____ Data section

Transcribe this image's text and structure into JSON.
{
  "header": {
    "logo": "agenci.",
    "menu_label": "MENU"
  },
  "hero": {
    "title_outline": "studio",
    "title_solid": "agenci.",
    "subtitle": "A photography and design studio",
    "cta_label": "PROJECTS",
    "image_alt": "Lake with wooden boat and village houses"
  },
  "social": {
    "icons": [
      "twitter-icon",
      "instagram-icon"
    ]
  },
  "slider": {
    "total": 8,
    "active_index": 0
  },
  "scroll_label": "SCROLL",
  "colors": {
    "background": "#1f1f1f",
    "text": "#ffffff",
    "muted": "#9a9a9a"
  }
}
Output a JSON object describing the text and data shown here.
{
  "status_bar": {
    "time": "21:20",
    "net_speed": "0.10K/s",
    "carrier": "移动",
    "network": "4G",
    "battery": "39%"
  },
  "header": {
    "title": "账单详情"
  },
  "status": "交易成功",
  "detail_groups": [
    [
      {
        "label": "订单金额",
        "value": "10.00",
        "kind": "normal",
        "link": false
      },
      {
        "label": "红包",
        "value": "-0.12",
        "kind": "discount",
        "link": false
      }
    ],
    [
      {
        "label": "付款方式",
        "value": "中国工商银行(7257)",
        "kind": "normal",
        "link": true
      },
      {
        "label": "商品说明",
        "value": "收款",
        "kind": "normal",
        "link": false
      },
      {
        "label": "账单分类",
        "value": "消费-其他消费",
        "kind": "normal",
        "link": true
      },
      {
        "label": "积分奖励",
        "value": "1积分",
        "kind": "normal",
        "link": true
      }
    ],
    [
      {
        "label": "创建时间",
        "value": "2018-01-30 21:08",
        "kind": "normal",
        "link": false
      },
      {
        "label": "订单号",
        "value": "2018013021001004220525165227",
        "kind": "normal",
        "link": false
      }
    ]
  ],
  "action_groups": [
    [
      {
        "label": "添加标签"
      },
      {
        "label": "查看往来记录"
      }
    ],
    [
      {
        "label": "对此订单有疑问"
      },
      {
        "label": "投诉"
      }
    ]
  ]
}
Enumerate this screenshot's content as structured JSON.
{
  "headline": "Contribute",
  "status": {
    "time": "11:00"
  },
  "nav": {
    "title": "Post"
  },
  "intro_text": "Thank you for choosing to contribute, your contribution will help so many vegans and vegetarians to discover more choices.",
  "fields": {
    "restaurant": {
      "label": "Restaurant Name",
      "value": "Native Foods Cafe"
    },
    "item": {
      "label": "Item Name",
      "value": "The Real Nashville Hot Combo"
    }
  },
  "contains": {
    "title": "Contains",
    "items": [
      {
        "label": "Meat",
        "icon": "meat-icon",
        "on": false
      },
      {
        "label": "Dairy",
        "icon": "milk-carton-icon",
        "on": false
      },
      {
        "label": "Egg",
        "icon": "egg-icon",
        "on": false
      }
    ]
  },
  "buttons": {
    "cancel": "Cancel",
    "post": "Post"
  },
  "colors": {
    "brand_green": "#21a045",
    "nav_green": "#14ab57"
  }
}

________

Required work:
Extract all of the material exactly as it is written.

The reply:
Transcribe this image's text and structure into JSON.
{
  "header": {
    "logo": "agenci.",
    "menu_label": "MENU"
  },
  "hero": {
    "title_outline": "studio",
    "title_solid": "agenci.",
    "subtitle": "A photography and design studio",
    "cta_label": "PROJECTS",
    "image_alt": "Lake with wooden boat and village houses"
  },
  "social": {
    "icons": [
      "twitter-icon",
      "instagram-icon"
    ]
  },
  "slider": {
    "total": 8,
    "active_index": 0
  },
  "scroll_label": "SCROLL",
  "colors": {
    "background": "#1f1f1f",
    "text": "#ffffff",
    "muted": "#9a9a9a"
  }
}
Output a JSON object describing the text and data shown here.
{
  "status_bar": {
    "time": "21:20",
    "net_speed": "0.10K/s",
    "carrier": "移动",
    "network": "4G",
    "battery": "39%"
  },
  "header": {
    "title": "账单详情"
  },
  "status": "交易成功",
  "detail_groups": [
    [
      {
        "label": "订单金额",
        "value": "10.00",
        "kind": "normal",
        "link": false
      },
      {
        "label": "红包",
        "value": "-0.12",
        "kind": "discount",
        "link": false
      }
    ],
    [
      {
        "label": "付款方式",
        "value": "中国工商银行(7257)",
        "kind": "normal",
        "link": true
      },
      {
        "label": "商品说明",
        "value": "收款",
        "kind": "normal",
        "link": false
      },
      {
        "label": "账单分类",
        "value": "消费-其他消费",
        "kind": "normal",
        "link": true
      },
      {
        "label": "积分奖励",
        "value": "1积分",
        "kind": "normal",
        "link": true
      }
    ],
    [
      {
        "label": "创建时间",
        "value": "2018-01-30 21:08",
        "kind": "normal",
        "link": false
      },
      {
        "label": "订单号",
        "value": "2018013021001004220525165227",
        "kind": "normal",
        "link": false
      }
    ]
  ],
  "action_groups": [
    [
      {
        "label": "添加标签"
      },
      {
        "label": "查看往来记录"
      }
    ],
    [
      {
        "label": "对此订单有疑问"
      },
      {
        "label": "投诉"
      }
    ]
  ]
}
Enumerate this screenshot's content as structured JSON.
{
  "headline": "Contribute",
  "status": {
    "time": "11:00"
  },
  "nav": {
    "title": "Post"
  },
  "intro_text": "Thank you for choosing to contribute, your contribution will help so many vegans and vegetarians to discover more choices.",
  "fields": {
    "restaurant": {
      "label": "Restaurant Name",
      "value": "Native Foods Cafe"
    },
    "item": {
      "label": "Item Name",
      "value": "The Real Nashville Hot Combo"
    }
  },
  "contains": {
    "title": "Contains",
    "items": [
      {
        "label": "Meat",
        "icon": "meat-icon",
        "on": false
      },
      {
        "label": "Dairy",
        "icon": "milk-carton-icon",
        "on": false
      },
      {
        "label": "Egg",
        "icon": "egg-icon",
        "on": false
      }
    ]
  },
  "buttons": {
    "cancel": "Cancel",
    "post": "Post"
  },
  "colors": {
    "brand_green": "#21a045",
    "nav_green": "#14ab57"
  }
}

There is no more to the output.